::: MATERIAL SHOWN
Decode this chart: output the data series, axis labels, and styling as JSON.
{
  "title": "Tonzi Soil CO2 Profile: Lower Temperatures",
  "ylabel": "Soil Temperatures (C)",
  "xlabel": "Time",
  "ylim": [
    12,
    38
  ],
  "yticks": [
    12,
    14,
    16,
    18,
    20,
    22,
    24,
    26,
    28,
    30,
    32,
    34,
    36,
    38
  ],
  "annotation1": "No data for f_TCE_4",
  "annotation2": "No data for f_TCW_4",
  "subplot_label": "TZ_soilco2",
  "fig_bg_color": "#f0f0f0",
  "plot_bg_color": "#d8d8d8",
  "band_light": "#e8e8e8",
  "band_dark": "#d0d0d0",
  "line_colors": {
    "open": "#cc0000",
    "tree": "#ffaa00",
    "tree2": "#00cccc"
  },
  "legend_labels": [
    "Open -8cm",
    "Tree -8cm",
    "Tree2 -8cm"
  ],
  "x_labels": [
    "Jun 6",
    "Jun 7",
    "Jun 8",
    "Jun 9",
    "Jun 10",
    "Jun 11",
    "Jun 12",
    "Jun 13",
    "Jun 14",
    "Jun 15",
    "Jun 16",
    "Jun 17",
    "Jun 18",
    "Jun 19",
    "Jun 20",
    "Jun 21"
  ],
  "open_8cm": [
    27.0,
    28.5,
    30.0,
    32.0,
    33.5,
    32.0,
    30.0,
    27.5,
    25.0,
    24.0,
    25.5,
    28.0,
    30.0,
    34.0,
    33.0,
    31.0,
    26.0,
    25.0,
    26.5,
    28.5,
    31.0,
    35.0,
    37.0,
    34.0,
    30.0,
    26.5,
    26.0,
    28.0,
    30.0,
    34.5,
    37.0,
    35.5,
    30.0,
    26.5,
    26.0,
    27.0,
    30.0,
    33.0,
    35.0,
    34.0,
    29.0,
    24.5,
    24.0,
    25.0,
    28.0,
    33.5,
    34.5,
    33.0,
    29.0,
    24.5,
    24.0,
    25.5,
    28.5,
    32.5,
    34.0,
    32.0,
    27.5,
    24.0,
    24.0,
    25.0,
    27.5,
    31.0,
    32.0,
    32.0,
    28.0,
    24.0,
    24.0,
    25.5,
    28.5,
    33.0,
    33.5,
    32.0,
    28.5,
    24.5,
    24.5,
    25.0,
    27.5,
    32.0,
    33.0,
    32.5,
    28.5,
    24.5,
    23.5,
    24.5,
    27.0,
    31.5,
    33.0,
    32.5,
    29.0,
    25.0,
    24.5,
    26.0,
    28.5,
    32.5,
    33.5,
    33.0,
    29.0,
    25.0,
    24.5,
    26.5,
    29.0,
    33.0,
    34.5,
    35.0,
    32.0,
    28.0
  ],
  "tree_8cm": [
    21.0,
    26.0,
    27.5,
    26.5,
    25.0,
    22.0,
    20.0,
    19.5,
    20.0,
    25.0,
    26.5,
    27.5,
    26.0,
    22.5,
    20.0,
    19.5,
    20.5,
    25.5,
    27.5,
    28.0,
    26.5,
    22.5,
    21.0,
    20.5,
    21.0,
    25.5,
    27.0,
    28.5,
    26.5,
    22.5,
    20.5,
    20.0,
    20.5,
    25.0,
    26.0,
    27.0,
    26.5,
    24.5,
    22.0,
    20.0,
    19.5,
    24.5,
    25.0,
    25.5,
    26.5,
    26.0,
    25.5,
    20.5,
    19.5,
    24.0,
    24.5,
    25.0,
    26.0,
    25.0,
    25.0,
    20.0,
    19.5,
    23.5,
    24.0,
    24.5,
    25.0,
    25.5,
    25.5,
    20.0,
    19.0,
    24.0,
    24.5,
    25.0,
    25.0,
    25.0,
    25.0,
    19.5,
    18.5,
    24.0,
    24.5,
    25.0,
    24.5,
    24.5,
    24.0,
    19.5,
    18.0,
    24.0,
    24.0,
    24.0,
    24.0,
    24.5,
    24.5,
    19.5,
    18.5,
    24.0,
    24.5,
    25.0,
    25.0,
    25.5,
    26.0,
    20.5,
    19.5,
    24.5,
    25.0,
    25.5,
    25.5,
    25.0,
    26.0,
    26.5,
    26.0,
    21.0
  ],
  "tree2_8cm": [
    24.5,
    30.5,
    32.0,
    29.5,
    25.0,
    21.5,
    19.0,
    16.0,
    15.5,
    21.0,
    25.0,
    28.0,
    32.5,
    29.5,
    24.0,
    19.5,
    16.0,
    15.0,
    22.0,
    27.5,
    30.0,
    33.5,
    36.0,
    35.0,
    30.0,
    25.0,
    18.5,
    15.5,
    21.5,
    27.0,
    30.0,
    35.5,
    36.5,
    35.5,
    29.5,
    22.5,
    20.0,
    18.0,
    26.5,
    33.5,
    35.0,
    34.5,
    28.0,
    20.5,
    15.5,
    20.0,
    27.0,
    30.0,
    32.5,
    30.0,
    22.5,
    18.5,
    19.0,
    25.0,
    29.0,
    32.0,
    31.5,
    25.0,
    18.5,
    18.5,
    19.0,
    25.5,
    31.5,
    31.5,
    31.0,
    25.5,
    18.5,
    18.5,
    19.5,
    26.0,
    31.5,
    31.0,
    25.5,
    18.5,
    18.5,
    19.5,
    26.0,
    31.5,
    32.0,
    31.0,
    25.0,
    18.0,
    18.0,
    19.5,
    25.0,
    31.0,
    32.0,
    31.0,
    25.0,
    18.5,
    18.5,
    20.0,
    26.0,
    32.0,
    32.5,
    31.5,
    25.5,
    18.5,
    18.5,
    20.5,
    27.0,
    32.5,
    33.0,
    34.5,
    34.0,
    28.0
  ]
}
::::::
■ **WHAT THE TASK REQUIRES**:
Using the data above, print every record exactly as shown.

■ **RESPONSE**:
Decode this chart: output the data series, axis labels, and styling as JSON.
{
  "title": "Tonzi Soil CO2 Profile: Lower Temperatures",
  "ylabel": "Soil Temperatures (C)",
  "xlabel": "Time",
  "ylim": [
    12,
    38
  ],
  "yticks": [
    12,
    14,
    16,
    18,
    20,
    22,
    24,
    26,
    28,
    30,
    32,
    34,
    36,
    38
  ],
  "annotation1": "No data for f_TCE_4",
  "annotation2": "No data for f_TCW_4",
  "subplot_label": "TZ_soilco2",
  "fig_bg_color": "#f0f0f0",
  "plot_bg_color": "#d8d8d8",
  "band_light": "#e8e8e8",
  "band_dark": "#d0d0d0",
  "line_colors": {
    "open": "#cc0000",
    "tree": "#ffaa00",
    "tree2": "#00cccc"
  },
  "legend_labels": [
    "Open -8cm",
    "Tree -8cm",
    "Tree2 -8cm"
  ],
  "x_labels": [
    "Jun 6",
    "Jun 7",
    "Jun 8",
    "Jun 9",
    "Jun 10",
    "Jun 11",
    "Jun 12",
    "Jun 13",
    "Jun 14",
    "Jun 15",
    "Jun 16",
    "Jun 17",
    "Jun 18",
    "Jun 19",
    "Jun 20",
    "Jun 21"
  ],
  "open_8cm": [
    27.0,
    28.5,
    30.0,
    32.0,
    33.5,
    32.0,
    30.0,
    27.5,
    25.0,
    24.0,
    25.5,
    28.0,
    30.0,
    34.0,
    33.0,
    31.0,
    26.0,
    25.0,
    26.5,
    28.5,
    31.0,
    35.0,
    37.0,
    34.0,
    30.0,
    26.5,
    26.0,
    28.0,
    30.0,
    34.5,
    37.0,
    35.5,
    30.0,
    26.5,
    26.0,
    27.0,
    30.0,
    33.0,
    35.0,
    34.0,
    29.0,
    24.5,
    24.0,
    25.0,
    28.0,
    33.5,
    34.5,
    33.0,
    29.0,
    24.5,
    24.0,
    25.5,
    28.5,
    32.5,
    34.0,
    32.0,
    27.5,
    24.0,
    24.0,
    25.0,
    27.5,
    31.0,
    32.0,
    32.0,
    28.0,
    24.0,
    24.0,
    25.5,
    28.5,
    33.0,
    33.5,
    32.0,
    28.5,
    24.5,
    24.5,
    25.0,
    27.5,
    32.0,
    33.0,
    32.5,
    28.5,
    24.5,
    23.5,
    24.5,
    27.0,
    31.5,
    33.0,
    32.5,
    29.0,
    25.0,
    24.5,
    26.0,
    28.5,
    32.5,
    33.5,
    33.0,
    29.0,
    25.0,
    24.5,
    26.5,
    29.0,
    33.0,
    34.5,
    35.0,
    32.0,
    28.0
  ],
  "tree_8cm": [
    21.0,
    26.0,
    27.5,
    26.5,
    25.0,
    22.0,
    20.0,
    19.5,
    20.0,
    25.0,
    26.5,
    27.5,
    26.0,
    22.5,
    20.0,
    19.5,
    20.5,
    25.5,
    27.5,
    28.0,
    26.5,
    22.5,
    21.0,
    20.5,
    21.0,
    25.5,
    27.0,
    28.5,
    26.5,
    22.5,
    20.5,
    20.0,
    20.5,
    25.0,
    26.0,
    27.0,
    26.5,
    24.5,
    22.0,
    20.0,
    19.5,
    24.5,
    25.0,
    25.5,
    26.5,
    26.0,
    25.5,
    20.5,
    19.5,
    24.0,
    24.5,
    25.0,
    26.0,
    25.0,
    25.0,
    20.0,
    19.5,
    23.5,
    24.0,
    24.5,
    25.0,
    25.5,
    25.5,
    20.0,
    19.0,
    24.0,
    24.5,
    25.0,
    25.0,
    25.0,
    25.0,
    19.5,
    18.5,
    24.0,
    24.5,
    25.0,
    24.5,
    24.5,
    24.0,
    19.5,
    18.0,
    24.0,
    24.0,
    24.0,
    24.0,
    24.5,
    24.5,
    19.5,
    18.5,
    24.0,
    24.5,
    25.0,
    25.0,
    25.5,
    26.0,
    20.5,
    19.5,
    24.5,
    25.0,
    25.5,
    25.5,
    25.0,
    26.0,
    26.5,
    26.0,
    21.0
  ],
  "tree2_8cm": [
    24.5,
    30.5,
    32.0,
    29.5,
    25.0,
    21.5,
    19.0,
    16.0,
    15.5,
    21.0,
    25.0,
    28.0,
    32.5,
    29.5,
    24.0,
    19.5,
    16.0,
    15.0,
    22.0,
    27.5,
    30.0,
    33.5,
    36.0,
    35.0,
    30.0,
    25.0,
    18.5,
    15.5,
    21.5,
    27.0,
    30.0,
    35.5,
    36.5,
    35.5,
    29.5,
    22.5,
    20.0,
    18.0,
    26.5,
    33.5,
    35.0,
    34.5,
    28.0,
    20.5,
    15.5,
    20.0,
    27.0,
    30.0,
    32.5,
    30.0,
    22.5,
    18.5,
    19.0,
    25.0,
    29.0,
    32.0,
    31.5,
    25.0,
    18.5,
    18.5,
    19.0,
    25.5,
    31.5,
    31.5,
    31.0,
    25.5,
    18.5,
    18.5,
    19.5,
    26.0,
    31.5,
    31.0,
    25.5,
    18.5,
    18.5,
    19.5,
    26.0,
    31.5,
    32.0,
    31.0,
    25.0,
    18.0,
    18.0,
    19.5,
    25.0,
    31.0,
    32.0,
    31.0,
    25.0,
    18.5,
    18.5,
    20.0,
    26.0,
    32.0,
    32.5,
    31.5,
    25.5,
    18.5,
    18.5,
    20.5,
    27.0,
    32.5,
    33.0,
    34.5,
    34.0,
    28.0
  ]
}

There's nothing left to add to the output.